Extract all of the entries and give them again, word for word.

[A run of records]

▼▼▼

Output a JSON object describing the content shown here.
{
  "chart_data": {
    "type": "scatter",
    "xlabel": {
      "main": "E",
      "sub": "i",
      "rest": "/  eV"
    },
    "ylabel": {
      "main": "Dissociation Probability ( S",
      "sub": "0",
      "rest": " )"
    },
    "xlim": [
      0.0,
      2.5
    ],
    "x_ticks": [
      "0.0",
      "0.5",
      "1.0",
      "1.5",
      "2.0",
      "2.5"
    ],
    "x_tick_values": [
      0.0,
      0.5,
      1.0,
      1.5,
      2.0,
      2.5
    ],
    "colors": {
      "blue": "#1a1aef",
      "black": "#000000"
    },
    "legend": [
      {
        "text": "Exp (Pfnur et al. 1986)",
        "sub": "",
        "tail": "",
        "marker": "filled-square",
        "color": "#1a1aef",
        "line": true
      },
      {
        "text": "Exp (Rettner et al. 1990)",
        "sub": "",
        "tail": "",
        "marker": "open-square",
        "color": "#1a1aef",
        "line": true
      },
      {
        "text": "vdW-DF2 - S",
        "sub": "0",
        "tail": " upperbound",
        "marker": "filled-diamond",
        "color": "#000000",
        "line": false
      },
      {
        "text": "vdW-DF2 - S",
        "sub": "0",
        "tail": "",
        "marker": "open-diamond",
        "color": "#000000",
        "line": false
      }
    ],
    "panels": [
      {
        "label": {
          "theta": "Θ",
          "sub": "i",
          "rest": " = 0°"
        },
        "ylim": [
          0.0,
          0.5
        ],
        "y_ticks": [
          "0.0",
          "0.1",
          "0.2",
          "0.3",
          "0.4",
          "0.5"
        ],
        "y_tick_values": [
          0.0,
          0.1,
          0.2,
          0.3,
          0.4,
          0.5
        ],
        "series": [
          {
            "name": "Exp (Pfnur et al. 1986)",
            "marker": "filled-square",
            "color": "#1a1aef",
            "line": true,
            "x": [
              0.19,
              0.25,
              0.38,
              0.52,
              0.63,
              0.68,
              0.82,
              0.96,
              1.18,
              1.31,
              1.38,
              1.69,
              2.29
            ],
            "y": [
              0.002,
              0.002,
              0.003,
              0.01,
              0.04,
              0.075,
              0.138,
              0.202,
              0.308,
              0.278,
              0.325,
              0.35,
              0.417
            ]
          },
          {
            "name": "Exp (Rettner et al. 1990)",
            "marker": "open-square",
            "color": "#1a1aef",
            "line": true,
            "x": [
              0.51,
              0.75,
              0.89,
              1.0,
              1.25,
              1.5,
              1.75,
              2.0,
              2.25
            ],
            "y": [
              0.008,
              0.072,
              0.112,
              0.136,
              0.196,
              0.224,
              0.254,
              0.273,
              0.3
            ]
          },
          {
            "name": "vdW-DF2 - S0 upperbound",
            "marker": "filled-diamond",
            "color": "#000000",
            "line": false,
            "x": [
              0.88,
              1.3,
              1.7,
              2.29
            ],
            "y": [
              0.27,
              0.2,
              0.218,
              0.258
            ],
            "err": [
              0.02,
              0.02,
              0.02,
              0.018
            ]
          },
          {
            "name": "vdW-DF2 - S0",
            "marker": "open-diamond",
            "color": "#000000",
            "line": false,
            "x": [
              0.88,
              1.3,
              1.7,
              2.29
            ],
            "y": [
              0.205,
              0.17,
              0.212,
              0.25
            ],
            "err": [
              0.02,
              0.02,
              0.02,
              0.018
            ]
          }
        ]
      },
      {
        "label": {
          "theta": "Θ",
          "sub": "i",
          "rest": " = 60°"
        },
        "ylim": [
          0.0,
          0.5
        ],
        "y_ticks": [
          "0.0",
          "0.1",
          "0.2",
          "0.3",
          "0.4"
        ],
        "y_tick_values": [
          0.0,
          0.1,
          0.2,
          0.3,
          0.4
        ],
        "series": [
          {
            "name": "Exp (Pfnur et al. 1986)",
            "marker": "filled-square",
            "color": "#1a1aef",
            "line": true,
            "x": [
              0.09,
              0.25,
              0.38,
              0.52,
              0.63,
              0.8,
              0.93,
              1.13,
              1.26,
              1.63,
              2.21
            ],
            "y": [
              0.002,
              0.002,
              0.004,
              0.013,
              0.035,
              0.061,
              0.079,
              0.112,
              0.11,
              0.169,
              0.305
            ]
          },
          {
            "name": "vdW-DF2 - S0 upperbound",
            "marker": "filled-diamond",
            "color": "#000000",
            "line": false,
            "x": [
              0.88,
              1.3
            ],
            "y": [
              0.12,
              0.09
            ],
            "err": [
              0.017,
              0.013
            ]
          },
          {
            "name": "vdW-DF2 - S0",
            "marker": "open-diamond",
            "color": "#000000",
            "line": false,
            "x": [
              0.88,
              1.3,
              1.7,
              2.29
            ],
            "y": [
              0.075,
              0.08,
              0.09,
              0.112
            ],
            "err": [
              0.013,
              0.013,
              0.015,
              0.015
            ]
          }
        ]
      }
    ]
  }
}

▲▲▲

### Solution to this task
Output a JSON object describing the content shown here.
{
  "chart_data": {
    "type": "scatter",
    "xlabel": {
      "main": "E",
      "sub": "i",
      "rest": "/  eV"
    },
    "ylabel": {
      "main": "Dissociation Probability ( S",
      "sub": "0",
      "rest": " )"
    },
    "xlim": [
      0.0,
      2.5
    ],
    "x_ticks": [
      "0.0",
      "0.5",
      "1.0",
      "1.5",
      "2.0",
      "2.5"
    ],
    "x_tick_values": [
      0.0,
      0.5,
      1.0,
      1.5,
      2.0,
      2.5
    ],
    "colors": {
      "blue": "#1a1aef",
      "black": "#000000"
    },
    "legend": [
      {
        "text": "Exp (Pfnur et al. 1986)",
        "sub": "",
        "tail": "",
        "marker": "filled-square",
        "color": "#1a1aef",
        "line": true
      },
      {
        "text": "Exp (Rettner et al. 1990)",
        "sub": "",
        "tail": "",
        "marker": "open-square",
        "color": "#1a1aef",
        "line": true
      },
      {
        "text": "vdW-DF2 - S",
        "sub": "0",
        "tail": " upperbound",
        "marker": "filled-diamond",
        "color": "#000000",
        "line": false
      },
      {
        "text": "vdW-DF2 - S",
        "sub": "0",
        "tail": "",
        "marker": "open-diamond",
        "color": "#000000",
        "line": false
      }
    ],
    "panels": [
      {
        "label": {
          "theta": "Θ",
          "sub": "i",
          "rest": " = 0°"
        },
        "ylim": [
          0.0,
          0.5
        ],
        "y_ticks": [
          "0.0",
          "0.1",
          "0.2",
          "0.3",
          "0.4",
          "0.5"
        ],
        "y_tick_values": [
          0.0,
          0.1,
          0.2,
          0.3,
          0.4,
          0.5
        ],
        "series": [
          {
            "name": "Exp (Pfnur et al. 1986)",
            "marker": "filled-square",
            "color": "#1a1aef",
            "line": true,
            "x": [
              0.19,
              0.25,
              0.38,
              0.52,
              0.63,
              0.68,
              0.82,
              0.96,
              1.18,
              1.31,
              1.38,
              1.69,
              2.29
            ],
            "y": [
              0.002,
              0.002,
              0.003,
              0.01,
              0.04,
              0.075,
              0.138,
              0.202,
              0.308,
              0.278,
              0.325,
              0.35,
              0.417
            ]
          },
          {
            "name": "Exp (Rettner et al. 1990)",
            "marker": "open-square",
            "color": "#1a1aef",
            "line": true,
            "x": [
              0.51,
              0.75,
              0.89,
              1.0,
              1.25,
              1.5,
              1.75,
              2.0,
              2.25
            ],
            "y": [
              0.008,
              0.072,
              0.112,
              0.136,
              0.196,
              0.224,
              0.254,
              0.273,
              0.3
            ]
          },
          {
            "name": "vdW-DF2 - S0 upperbound",
            "marker": "filled-diamond",
            "color": "#000000",
            "line": false,
            "x": [
              0.88,
              1.3,
              1.7,
              2.29
            ],
            "y": [
              0.27,
              0.2,
              0.218,
              0.258
            ],
            "err": [
              0.02,
              0.02,
              0.02,
              0.018
            ]
          },
          {
            "name": "vdW-DF2 - S0",
            "marker": "open-diamond",
            "color": "#000000",
            "line": false,
            "x": [
              0.88,
              1.3,
              1.7,
              2.29
            ],
            "y": [
              0.205,
              0.17,
              0.212,
              0.25
            ],
            "err": [
              0.02,
              0.02,
              0.02,
              0.018
            ]
          }
        ]
      },
      {
        "label": {
          "theta": "Θ",
          "sub": "i",
          "rest": " = 60°"
        },
        "ylim": [
          0.0,
          0.5
        ],
        "y_ticks": [
          "0.0",
          "0.1",
          "0.2",
          "0.3",
          "0.4"
        ],
        "y_tick_values": [
          0.0,
          0.1,
          0.2,
          0.3,
          0.4
        ],
        "series": [
          {
            "name": "Exp (Pfnur et al. 1986)",
            "marker": "filled-square",
            "color": "#1a1aef",
            "line": true,
            "x": [
              0.09,
              0.25,
              0.38,
              0.52,
              0.63,
              0.8,
              0.93,
              1.13,
              1.26,
              1.63,
              2.21
            ],
            "y": [
              0.002,
              0.002,
              0.004,
              0.013,
              0.035,
              0.061,
              0.079,
              0.112,
              0.11,
              0.169,
              0.305
            ]
          },
          {
            "name": "vdW-DF2 - S0 upperbound",
            "marker": "filled-diamond",
            "color": "#000000",
            "line": false,
            "x": [
              0.88,
              1.3
            ],
            "y": [
              0.12,
              0.09
            ],
            "err": [
              0.017,
              0.013
            ]
          },
          {
            "name": "vdW-DF2 - S0",
            "marker": "open-diamond",
            "color": "#000000",
            "line": false,
            "x": [
              0.88,
              1.3,
              1.7,
              2.29
            ],
            "y": [
              0.075,
              0.08,
              0.09,
              0.112
            ],
            "err": [
              0.013,
              0.013,
              0.015,
              0.015
            ]
          }
        ]
      }
    ]
  }
}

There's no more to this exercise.